(PROMPT):
Pick out every line with the word "xlabel" and copy it.

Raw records
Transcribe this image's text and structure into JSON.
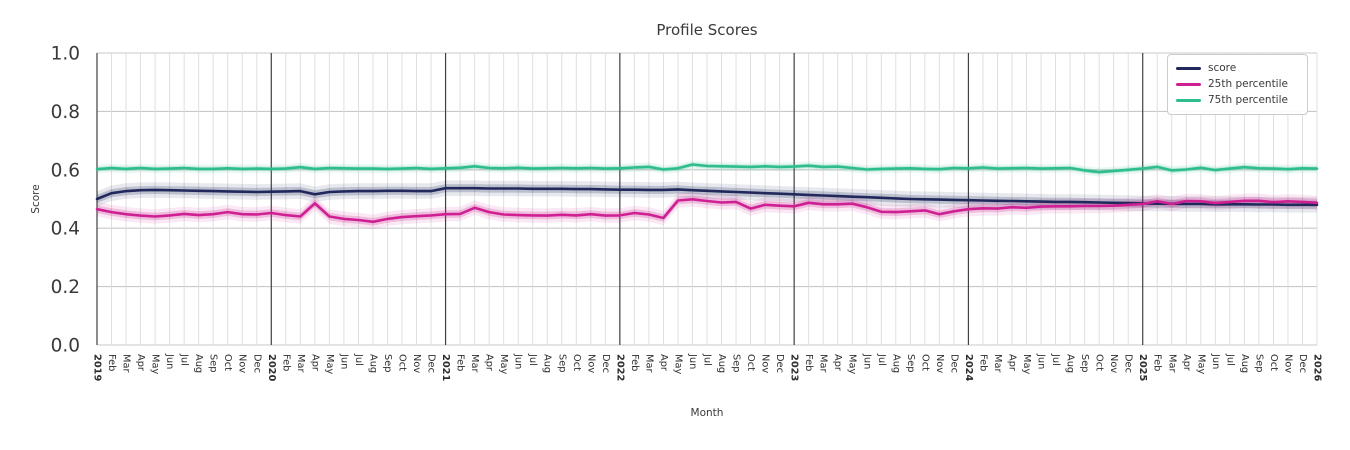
{
  "chart_data": {
    "type": "line",
    "title": "Profile Scores",
    "xlabel": "Month",
    "ylabel": "Score",
    "ylim": [
      0.0,
      1.0
    ],
    "yticks": [
      0.0,
      0.2,
      0.4,
      0.6,
      0.8,
      1.0
    ],
    "grid": true,
    "legend_position": "upper right",
    "x_tick_labels": [
      "2019",
      "Feb",
      "Mar",
      "Apr",
      "May",
      "Jun",
      "Jul",
      "Aug",
      "Sep",
      "Oct",
      "Nov",
      "Dec",
      "2020",
      "Feb",
      "Mar",
      "Apr",
      "May",
      "Jun",
      "Jul",
      "Aug",
      "Sep",
      "Oct",
      "Nov",
      "Dec",
      "2021",
      "Feb",
      "Mar",
      "Apr",
      "May",
      "Jun",
      "Jul",
      "Aug",
      "Sep",
      "Oct",
      "Nov",
      "Dec",
      "2022",
      "Feb",
      "Mar",
      "Apr",
      "May",
      "Jun",
      "Jul",
      "Aug",
      "Sep",
      "Oct",
      "Nov",
      "Dec",
      "2023",
      "Feb",
      "Mar",
      "Apr",
      "May",
      "Jun",
      "Jul",
      "Aug",
      "Sep",
      "Oct",
      "Nov",
      "Dec",
      "2024",
      "Feb",
      "Mar",
      "Apr",
      "May",
      "Jun",
      "Jul",
      "Aug",
      "Sep",
      "Oct",
      "Nov",
      "Dec",
      "2025",
      "Feb",
      "Mar",
      "Apr",
      "May",
      "Jun",
      "Jul",
      "Aug",
      "Sep",
      "Oct",
      "Nov",
      "Dec",
      "2026"
    ],
    "year_tick_is_bold": true,
    "series": [
      {
        "name": "score",
        "color": "#21295c",
        "band_halfwidth": 0.014,
        "values": [
          0.5,
          0.52,
          0.527,
          0.53,
          0.531,
          0.53,
          0.529,
          0.528,
          0.527,
          0.526,
          0.525,
          0.524,
          0.525,
          0.526,
          0.527,
          0.516,
          0.524,
          0.526,
          0.527,
          0.527,
          0.528,
          0.528,
          0.527,
          0.527,
          0.537,
          0.537,
          0.537,
          0.536,
          0.536,
          0.536,
          0.535,
          0.535,
          0.535,
          0.534,
          0.534,
          0.533,
          0.532,
          0.532,
          0.531,
          0.531,
          0.533,
          0.53,
          0.528,
          0.526,
          0.524,
          0.522,
          0.52,
          0.518,
          0.516,
          0.514,
          0.512,
          0.51,
          0.508,
          0.506,
          0.504,
          0.502,
          0.5,
          0.499,
          0.498,
          0.497,
          0.496,
          0.495,
          0.494,
          0.493,
          0.492,
          0.491,
          0.49,
          0.49,
          0.489,
          0.488,
          0.487,
          0.486,
          0.485,
          0.484,
          0.484,
          0.483,
          0.483,
          0.482,
          0.482,
          0.482,
          0.481,
          0.481,
          0.48,
          0.48,
          0.48
        ]
      },
      {
        "name": "25th percentile",
        "color": "#cf2093",
        "band_halfwidth": 0.013,
        "values": [
          0.465,
          0.455,
          0.448,
          0.443,
          0.44,
          0.444,
          0.449,
          0.445,
          0.448,
          0.455,
          0.448,
          0.447,
          0.452,
          0.445,
          0.44,
          0.485,
          0.44,
          0.432,
          0.428,
          0.422,
          0.432,
          0.438,
          0.441,
          0.444,
          0.448,
          0.449,
          0.47,
          0.455,
          0.447,
          0.445,
          0.444,
          0.443,
          0.446,
          0.444,
          0.448,
          0.443,
          0.444,
          0.452,
          0.447,
          0.435,
          0.495,
          0.499,
          0.493,
          0.488,
          0.49,
          0.467,
          0.48,
          0.477,
          0.475,
          0.487,
          0.482,
          0.482,
          0.484,
          0.472,
          0.456,
          0.455,
          0.458,
          0.461,
          0.448,
          0.458,
          0.465,
          0.468,
          0.467,
          0.472,
          0.47,
          0.474,
          0.475,
          0.475,
          0.476,
          0.476,
          0.477,
          0.48,
          0.483,
          0.492,
          0.483,
          0.493,
          0.492,
          0.486,
          0.49,
          0.494,
          0.494,
          0.489,
          0.492,
          0.49,
          0.487
        ]
      },
      {
        "name": "75th percentile",
        "color": "#2ebd8e",
        "band_halfwidth": 0.008,
        "values": [
          0.602,
          0.606,
          0.603,
          0.606,
          0.603,
          0.604,
          0.606,
          0.603,
          0.603,
          0.605,
          0.603,
          0.604,
          0.603,
          0.604,
          0.609,
          0.603,
          0.606,
          0.605,
          0.604,
          0.604,
          0.603,
          0.604,
          0.606,
          0.603,
          0.605,
          0.607,
          0.612,
          0.606,
          0.605,
          0.607,
          0.604,
          0.605,
          0.606,
          0.605,
          0.606,
          0.604,
          0.605,
          0.608,
          0.61,
          0.601,
          0.605,
          0.618,
          0.613,
          0.612,
          0.611,
          0.61,
          0.612,
          0.61,
          0.611,
          0.614,
          0.61,
          0.611,
          0.606,
          0.601,
          0.603,
          0.604,
          0.605,
          0.603,
          0.602,
          0.606,
          0.605,
          0.608,
          0.604,
          0.605,
          0.606,
          0.604,
          0.605,
          0.606,
          0.598,
          0.592,
          0.596,
          0.6,
          0.604,
          0.61,
          0.598,
          0.601,
          0.607,
          0.599,
          0.604,
          0.609,
          0.605,
          0.604,
          0.602,
          0.605,
          0.604
        ]
      }
    ],
    "colors": {
      "grid_minor": "#dcdcdc",
      "grid_major_h": "#c9c9c9",
      "year_line": "#404040",
      "text": "#3a3a3a"
    }
  }
}
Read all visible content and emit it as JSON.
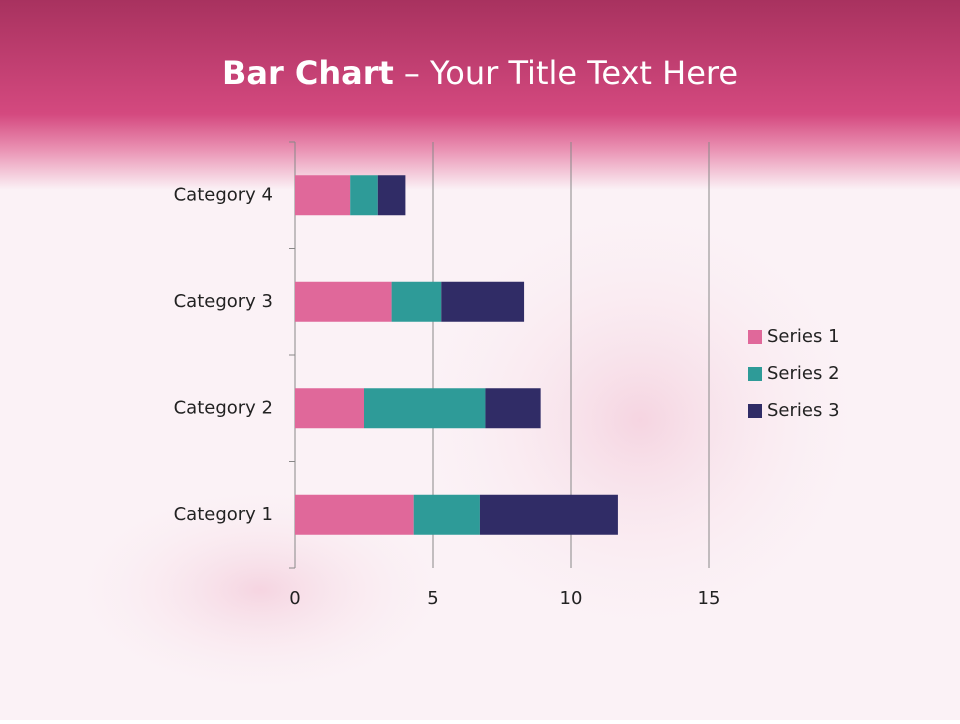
{
  "chart_data": {
    "type": "bar",
    "orientation": "horizontal",
    "stacked": true,
    "title": {
      "bold": "Bar Chart",
      "rest": "– Your Title Text Here"
    },
    "categories": [
      "Category 1",
      "Category 2",
      "Category 3",
      "Category 4"
    ],
    "series": [
      {
        "name": "Series 1",
        "color": "#e0689a",
        "values": [
          4.3,
          2.5,
          3.5,
          2
        ]
      },
      {
        "name": "Series 2",
        "color": "#2e9b98",
        "values": [
          2.4,
          4.4,
          1.8,
          1
        ]
      },
      {
        "name": "Series 3",
        "color": "#302c66",
        "values": [
          5,
          2,
          3,
          1
        ]
      }
    ],
    "xlim": [
      0,
      15
    ],
    "xticks": [
      0,
      5,
      10,
      15
    ],
    "grid": true,
    "legend": "right"
  }
}
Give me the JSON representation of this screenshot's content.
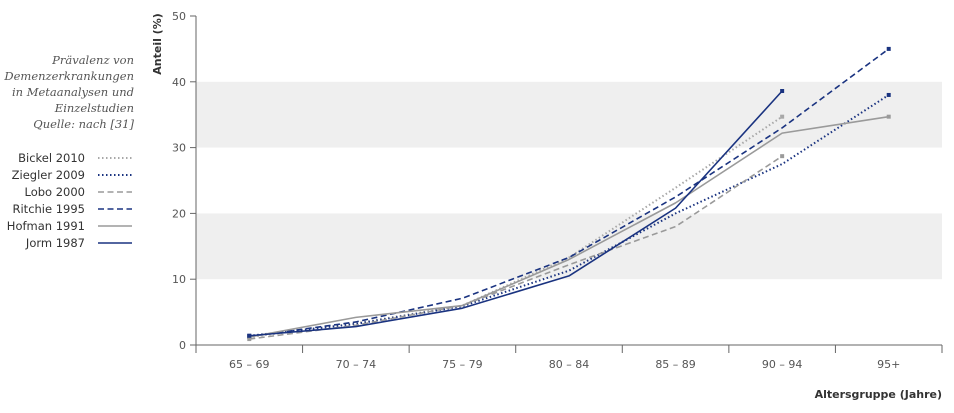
{
  "caption": {
    "lines": [
      "Prävalenz von",
      "Demenzerkrankungen",
      "in Metaanalysen und",
      "Einzelstudien"
    ],
    "source": "Quelle: nach [31]"
  },
  "colors": {
    "band": "#efefef",
    "axis": "#666666",
    "light_gray": "#a8a8a8",
    "mid_gray": "#9a9a9a",
    "navy": "#1a3380"
  },
  "chart_data": {
    "type": "line",
    "xlabel": "Altersgruppe (Jahre)",
    "ylabel": "Anteil (%)",
    "ylim": [
      0,
      50
    ],
    "yticks": [
      0,
      10,
      20,
      30,
      40,
      50
    ],
    "grid": "alternating horizontal bands",
    "legend_position": "left",
    "categories": [
      "65 – 69",
      "70 – 74",
      "75 – 79",
      "80 – 84",
      "85 – 89",
      "90 – 94",
      "95+"
    ],
    "series": [
      {
        "name": "Bickel 2010",
        "style": "dotted",
        "color": "#a8a8a8",
        "values": [
          1.2,
          3.3,
          6.0,
          13.3,
          23.9,
          34.7,
          null
        ]
      },
      {
        "name": "Ziegler 2009",
        "style": "dotted",
        "color": "#1a3380",
        "values": [
          1.4,
          3.2,
          5.9,
          11.3,
          20.0,
          27.5,
          38.0
        ]
      },
      {
        "name": "Lobo 2000",
        "style": "dashed",
        "color": "#9a9a9a",
        "values": [
          0.9,
          3.0,
          6.0,
          12.2,
          18.0,
          28.7,
          null
        ]
      },
      {
        "name": "Ritchie 1995",
        "style": "dashed",
        "color": "#1a3380",
        "values": [
          1.3,
          3.5,
          7.1,
          13.3,
          22.5,
          33.0,
          45.0
        ]
      },
      {
        "name": "Hofman 1991",
        "style": "solid",
        "color": "#9a9a9a",
        "values": [
          1.2,
          4.2,
          6.0,
          13.0,
          21.6,
          32.2,
          34.7
        ]
      },
      {
        "name": "Jorm 1987",
        "style": "solid",
        "color": "#1a3380",
        "values": [
          1.4,
          2.8,
          5.6,
          10.5,
          20.8,
          38.6,
          null
        ]
      }
    ]
  }
}
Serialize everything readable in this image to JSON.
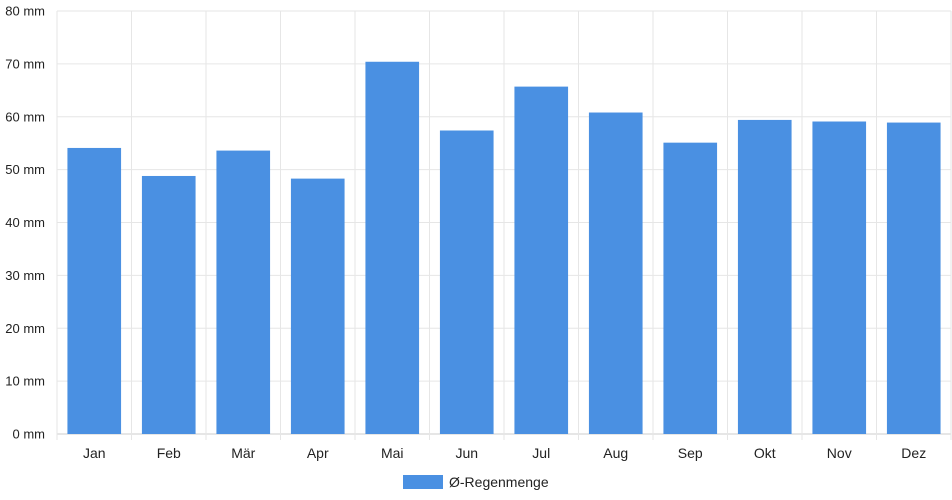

(RIGHT ANSWER):
    "xlabel": "Month",
    "xlabel": "Altersgruppe (Jahre)",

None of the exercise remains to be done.